Task to carry out —
Go through the records and give each one again exactly.

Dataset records
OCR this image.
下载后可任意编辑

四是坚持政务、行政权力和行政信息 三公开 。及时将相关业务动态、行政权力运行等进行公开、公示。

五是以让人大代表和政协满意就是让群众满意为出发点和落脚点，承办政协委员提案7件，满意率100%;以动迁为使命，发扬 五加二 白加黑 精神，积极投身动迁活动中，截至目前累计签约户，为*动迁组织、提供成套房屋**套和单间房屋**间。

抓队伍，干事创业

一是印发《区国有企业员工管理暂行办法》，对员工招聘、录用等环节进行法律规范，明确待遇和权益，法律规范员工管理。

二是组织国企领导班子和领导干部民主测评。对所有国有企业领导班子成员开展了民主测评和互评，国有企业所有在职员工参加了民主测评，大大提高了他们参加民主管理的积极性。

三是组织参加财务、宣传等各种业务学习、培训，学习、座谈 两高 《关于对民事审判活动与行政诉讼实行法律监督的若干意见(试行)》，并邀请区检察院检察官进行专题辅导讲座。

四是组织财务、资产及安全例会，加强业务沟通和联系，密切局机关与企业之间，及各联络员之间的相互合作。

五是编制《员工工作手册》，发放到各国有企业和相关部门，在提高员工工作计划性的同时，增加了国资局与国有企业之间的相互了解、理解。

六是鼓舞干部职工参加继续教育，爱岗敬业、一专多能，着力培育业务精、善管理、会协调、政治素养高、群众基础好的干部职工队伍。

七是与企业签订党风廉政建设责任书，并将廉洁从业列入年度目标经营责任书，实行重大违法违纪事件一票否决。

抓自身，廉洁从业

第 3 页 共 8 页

Correct answer —
OCR this image.
下载后可任意编辑

四是坚持政务、行政权力和行政信息 三公开 。及时将相关业务动态、行政权力运行等进行公开、公示。

五是以让人大代表和政协满意就是让群众满意为出发点和落脚点，承办政协委员提案7件，满意率100%;以动迁为使命，发扬 五加二 白加黑 精神，积极投身动迁活动中，截至目前累计签约户，为*动迁组织、提供成套房屋**套和单间房屋**间。

抓队伍，干事创业

一是印发《区国有企业员工管理暂行办法》，对员工招聘、录用等环节进行法律规范，明确待遇和权益，法律规范员工管理。

二是组织国企领导班子和领导干部民主测评。对所有国有企业领导班子成员开展了民主测评和互评，国有企业所有在职员工参加了民主测评，大大提高了他们参加民主管理的积极性。

三是组织参加财务、宣传等各种业务学习、培训，学习、座谈 两高 《关于对民事审判活动与行政诉讼实行法律监督的若干意见(试行)》，并邀请区检察院检察官进行专题辅导讲座。

四是组织财务、资产及安全例会，加强业务沟通和联系，密切局机关与企业之间，及各联络员之间的相互合作。

五是编制《员工工作手册》，发放到各国有企业和相关部门，在提高员工工作计划性的同时，增加了国资局与国有企业之间的相互了解、理解。

六是鼓舞干部职工参加继续教育，爱岗敬业、一专多能，着力培育业务精、善管理、会协调、政治素养高、群众基础好的干部职工队伍。

七是与企业签订党风廉政建设责任书，并将廉洁从业列入年度目标经营责任书，实行重大违法违纪事件一票否决。

抓自身，廉洁从业

第 3 页 共 8 页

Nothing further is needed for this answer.